REQUIRED WORK:
Your task is to tally the lines of the listing containing the word "Forecast" and report the figure alone.

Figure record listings
:::::
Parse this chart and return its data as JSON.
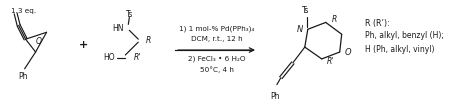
{
  "bg_color": "#ffffff",
  "text_color": "#1a1a1a",
  "fig_width": 4.74,
  "fig_height": 1.07,
  "dpi": 100,
  "label_13eq": "1.3 eq.",
  "plus_sign": "+",
  "reagent1_line1": "1) 1 mol-% Pd(PPh₃)₄",
  "reagent1_line2": "DCM, r.t., 12 h",
  "reagent2_line1": "2) FeCl₃ • 6 H₂O",
  "reagent2_line2": "50°C, 4 h",
  "rgroup_title": "R (R’):",
  "rgroup_line1": "Ph, alkyl, benzyl (H);",
  "rgroup_line2": "H (Ph, alkyl, vinyl)",
  "font_size_small": 5.5,
  "font_size_label": 5.8,
  "font_size_atom": 6.0
}
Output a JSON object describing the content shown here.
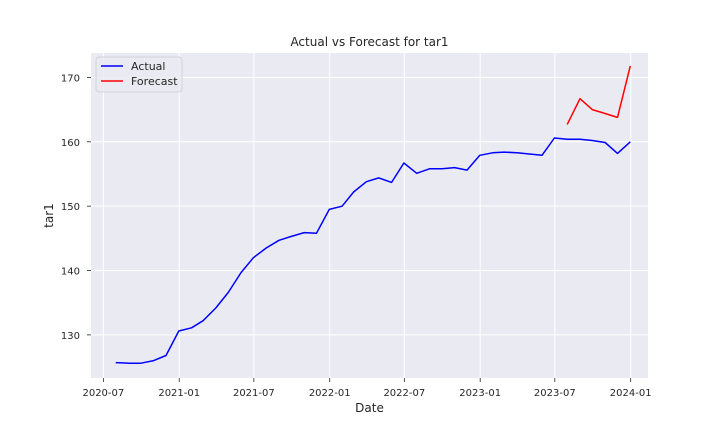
{
  "chart_data": {
    "type": "line",
    "title": "Actual vs Forecast for tar1",
    "xlabel": "Date",
    "ylabel": "tar1",
    "xlim": [
      "2020-06-01",
      "2024-02-12"
    ],
    "ylim": [
      123.3,
      173.8
    ],
    "x_ticks": [
      "2020-07",
      "2021-01",
      "2021-07",
      "2022-01",
      "2022-07",
      "2023-01",
      "2023-07",
      "2024-01"
    ],
    "y_ticks": [
      130,
      140,
      150,
      160,
      170
    ],
    "grid": true,
    "legend_position": "top-left",
    "series": [
      {
        "name": "Actual",
        "color": "#0000ff",
        "x": [
          "2020-07-31",
          "2020-08-31",
          "2020-09-30",
          "2020-10-31",
          "2020-11-30",
          "2020-12-31",
          "2021-01-31",
          "2021-02-28",
          "2021-03-31",
          "2021-04-30",
          "2021-05-31",
          "2021-06-30",
          "2021-07-31",
          "2021-08-31",
          "2021-09-30",
          "2021-10-31",
          "2021-11-30",
          "2021-12-31",
          "2022-01-31",
          "2022-02-28",
          "2022-03-31",
          "2022-04-30",
          "2022-05-31",
          "2022-06-30",
          "2022-07-31",
          "2022-08-31",
          "2022-09-30",
          "2022-10-31",
          "2022-11-30",
          "2022-12-31",
          "2023-01-31",
          "2023-02-28",
          "2023-03-31",
          "2023-04-30",
          "2023-05-31",
          "2023-06-30",
          "2023-07-31",
          "2023-08-31",
          "2023-09-30",
          "2023-10-31",
          "2023-11-30",
          "2023-12-31"
        ],
        "values": [
          125.7,
          125.6,
          125.6,
          126.0,
          126.8,
          130.6,
          131.1,
          132.2,
          134.2,
          136.6,
          139.7,
          142.0,
          143.5,
          144.7,
          145.3,
          145.9,
          145.8,
          149.5,
          150.0,
          152.2,
          153.8,
          154.4,
          153.7,
          156.7,
          155.1,
          155.8,
          155.8,
          156.0,
          155.6,
          157.9,
          158.3,
          158.4,
          158.3,
          158.1,
          157.9,
          160.6,
          160.4,
          160.4,
          160.2,
          159.9,
          158.2,
          160.0
        ]
      },
      {
        "name": "Forecast",
        "color": "#ff0000",
        "x": [
          "2023-07-31",
          "2023-08-31",
          "2023-09-30",
          "2023-10-31",
          "2023-11-30",
          "2023-12-31"
        ],
        "values": [
          162.7,
          166.7,
          165.0,
          164.4,
          163.8,
          171.8
        ]
      }
    ]
  }
}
:::::
WRITTEN RESPONSE:
2